TASK STATEMENT: Go through the material and write it all out exactly, minus the pictures.

DATA SECTION:
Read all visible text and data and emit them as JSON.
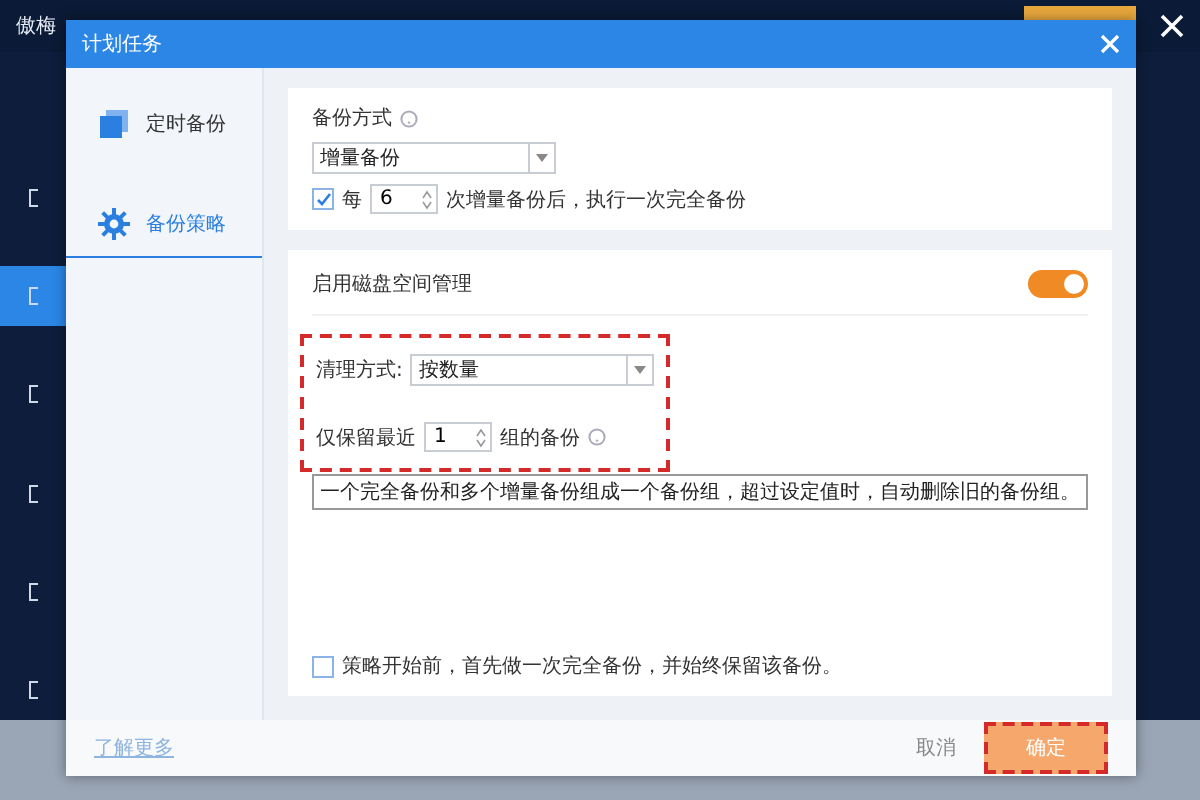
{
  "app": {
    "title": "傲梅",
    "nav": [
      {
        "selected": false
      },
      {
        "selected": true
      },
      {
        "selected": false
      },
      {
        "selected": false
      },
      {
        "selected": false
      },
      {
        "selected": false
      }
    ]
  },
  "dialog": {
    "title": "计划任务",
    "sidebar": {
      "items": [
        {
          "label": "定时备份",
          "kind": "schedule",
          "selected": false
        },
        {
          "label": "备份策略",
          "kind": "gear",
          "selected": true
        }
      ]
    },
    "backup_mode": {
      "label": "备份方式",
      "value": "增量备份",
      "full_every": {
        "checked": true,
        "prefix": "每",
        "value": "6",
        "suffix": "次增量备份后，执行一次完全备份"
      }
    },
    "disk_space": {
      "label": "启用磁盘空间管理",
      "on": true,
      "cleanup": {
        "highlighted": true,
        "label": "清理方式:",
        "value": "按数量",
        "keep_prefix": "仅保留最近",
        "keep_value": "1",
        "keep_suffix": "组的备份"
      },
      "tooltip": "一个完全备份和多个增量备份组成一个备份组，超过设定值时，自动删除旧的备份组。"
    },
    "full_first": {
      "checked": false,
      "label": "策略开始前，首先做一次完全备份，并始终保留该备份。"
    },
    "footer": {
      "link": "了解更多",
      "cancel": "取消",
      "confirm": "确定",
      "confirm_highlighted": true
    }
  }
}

EXERCISE OUTPUT:
Read all visible text and data and emit them as JSON.
{
  "app": {
    "title": "傲梅",
    "nav": [
      {
        "selected": false
      },
      {
        "selected": true
      },
      {
        "selected": false
      },
      {
        "selected": false
      },
      {
        "selected": false
      },
      {
        "selected": false
      }
    ]
  },
  "dialog": {
    "title": "计划任务",
    "sidebar": {
      "items": [
        {
          "label": "定时备份",
          "kind": "schedule",
          "selected": false
        },
        {
          "label": "备份策略",
          "kind": "gear",
          "selected": true
        }
      ]
    },
    "backup_mode": {
      "label": "备份方式",
      "value": "增量备份",
      "full_every": {
        "checked": true,
        "prefix": "每",
        "value": "6",
        "suffix": "次增量备份后，执行一次完全备份"
      }
    },
    "disk_space": {
      "label": "启用磁盘空间管理",
      "on": true,
      "cleanup": {
        "highlighted": true,
        "label": "清理方式:",
        "value": "按数量",
        "keep_prefix": "仅保留最近",
        "keep_value": "1",
        "keep_suffix": "组的备份"
      },
      "tooltip": "一个完全备份和多个增量备份组成一个备份组，超过设定值时，自动删除旧的备份组。"
    },
    "full_first": {
      "checked": false,
      "label": "策略开始前，首先做一次完全备份，并始终保留该备份。"
    },
    "footer": {
      "link": "了解更多",
      "cancel": "取消",
      "confirm": "确定",
      "confirm_highlighted": true
    }
  }
}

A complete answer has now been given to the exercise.